Pictures do not belong in the copy, so please give every entry below again exactly.
■ ■ ■ ■ ■ ■ ■
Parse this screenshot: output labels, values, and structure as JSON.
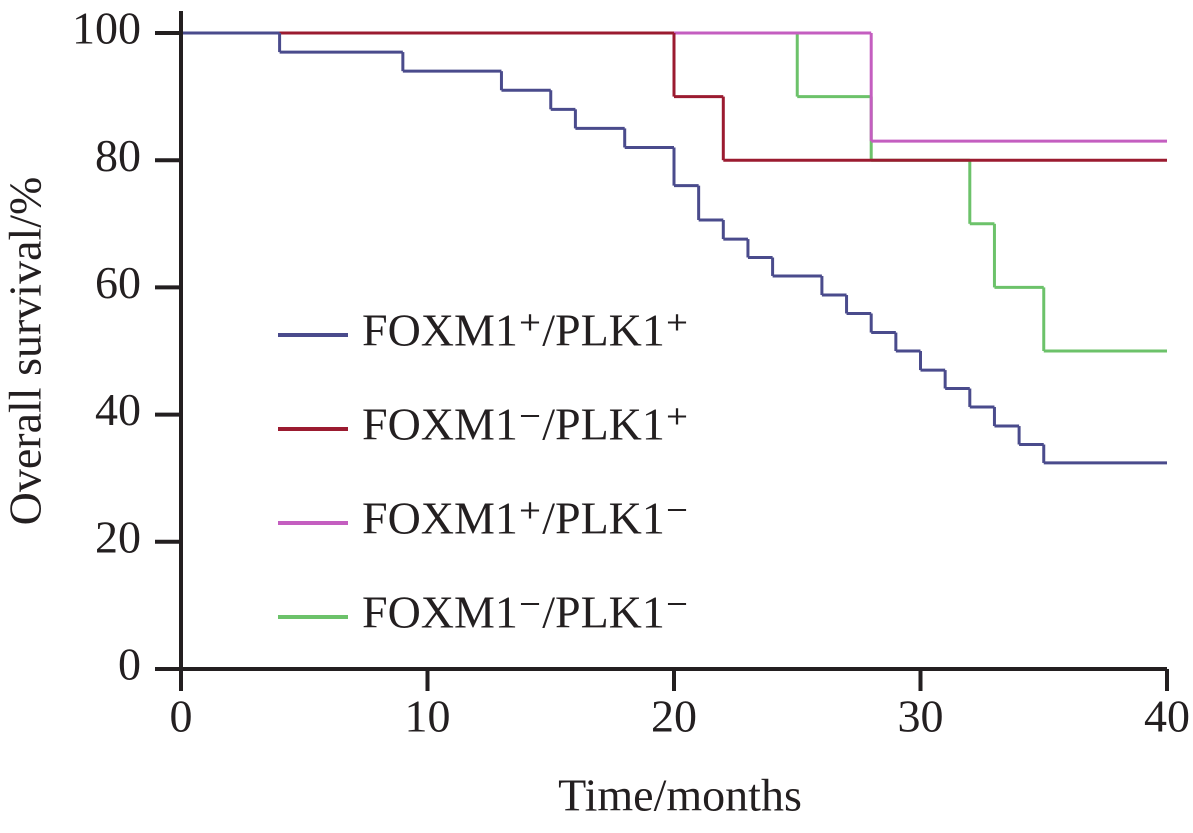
{
  "chart_data": {
    "type": "step",
    "x_label": "Time/months",
    "y_label": "Overall survival/%",
    "xlim": [
      0,
      40
    ],
    "ylim": [
      0,
      100
    ],
    "xticks": [
      0,
      10,
      20,
      30,
      40
    ],
    "yticks": [
      0,
      20,
      40,
      60,
      80,
      100
    ],
    "series": [
      {
        "name": "FOXM1⁺/PLK1⁺",
        "color": "#4a4b8c",
        "x": [
          0,
          4,
          9,
          13,
          15,
          16,
          18,
          20,
          21,
          22,
          23,
          24,
          26,
          27,
          28,
          29,
          30,
          31,
          32,
          33,
          34,
          35,
          40
        ],
        "values": [
          100,
          97,
          94,
          91,
          88,
          85,
          82,
          76,
          70.6,
          67.6,
          64.7,
          61.8,
          58.8,
          55.9,
          52.9,
          50,
          47,
          44.1,
          41.2,
          38.2,
          35.3,
          32.4,
          32.4
        ]
      },
      {
        "name": "FOXM1⁻/PLK1⁺",
        "color": "#9b1b30",
        "x": [
          0,
          20,
          22,
          40
        ],
        "values": [
          100,
          90,
          80,
          80
        ]
      },
      {
        "name": "FOXM1⁺/PLK1⁻",
        "color": "#c45ec0",
        "x": [
          0,
          28,
          40
        ],
        "values": [
          100,
          83,
          83
        ]
      },
      {
        "name": "FOXM1⁻/PLK1⁻",
        "color": "#6cc26a",
        "x": [
          0,
          25,
          28,
          32,
          33,
          35,
          40
        ],
        "values": [
          100,
          90,
          80,
          70,
          60,
          50,
          50
        ]
      }
    ]
  }
}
■ ■ ■ ■ ■ ■ ■
→ EXERCISE SOLUTION:
Parse this screenshot: output labels, values, and structure as JSON.
{
  "chart_data": {
    "type": "step",
    "x_label": "Time/months",
    "y_label": "Overall survival/%",
    "xlim": [
      0,
      40
    ],
    "ylim": [
      0,
      100
    ],
    "xticks": [
      0,
      10,
      20,
      30,
      40
    ],
    "yticks": [
      0,
      20,
      40,
      60,
      80,
      100
    ],
    "series": [
      {
        "name": "FOXM1⁺/PLK1⁺",
        "color": "#4a4b8c",
        "x": [
          0,
          4,
          9,
          13,
          15,
          16,
          18,
          20,
          21,
          22,
          23,
          24,
          26,
          27,
          28,
          29,
          30,
          31,
          32,
          33,
          34,
          35,
          40
        ],
        "values": [
          100,
          97,
          94,
          91,
          88,
          85,
          82,
          76,
          70.6,
          67.6,
          64.7,
          61.8,
          58.8,
          55.9,
          52.9,
          50,
          47,
          44.1,
          41.2,
          38.2,
          35.3,
          32.4,
          32.4
        ]
      },
      {
        "name": "FOXM1⁻/PLK1⁺",
        "color": "#9b1b30",
        "x": [
          0,
          20,
          22,
          40
        ],
        "values": [
          100,
          90,
          80,
          80
        ]
      },
      {
        "name": "FOXM1⁺/PLK1⁻",
        "color": "#c45ec0",
        "x": [
          0,
          28,
          40
        ],
        "values": [
          100,
          83,
          83
        ]
      },
      {
        "name": "FOXM1⁻/PLK1⁻",
        "color": "#6cc26a",
        "x": [
          0,
          25,
          28,
          32,
          33,
          35,
          40
        ],
        "values": [
          100,
          90,
          80,
          70,
          60,
          50,
          50
        ]
      }
    ]
  }
}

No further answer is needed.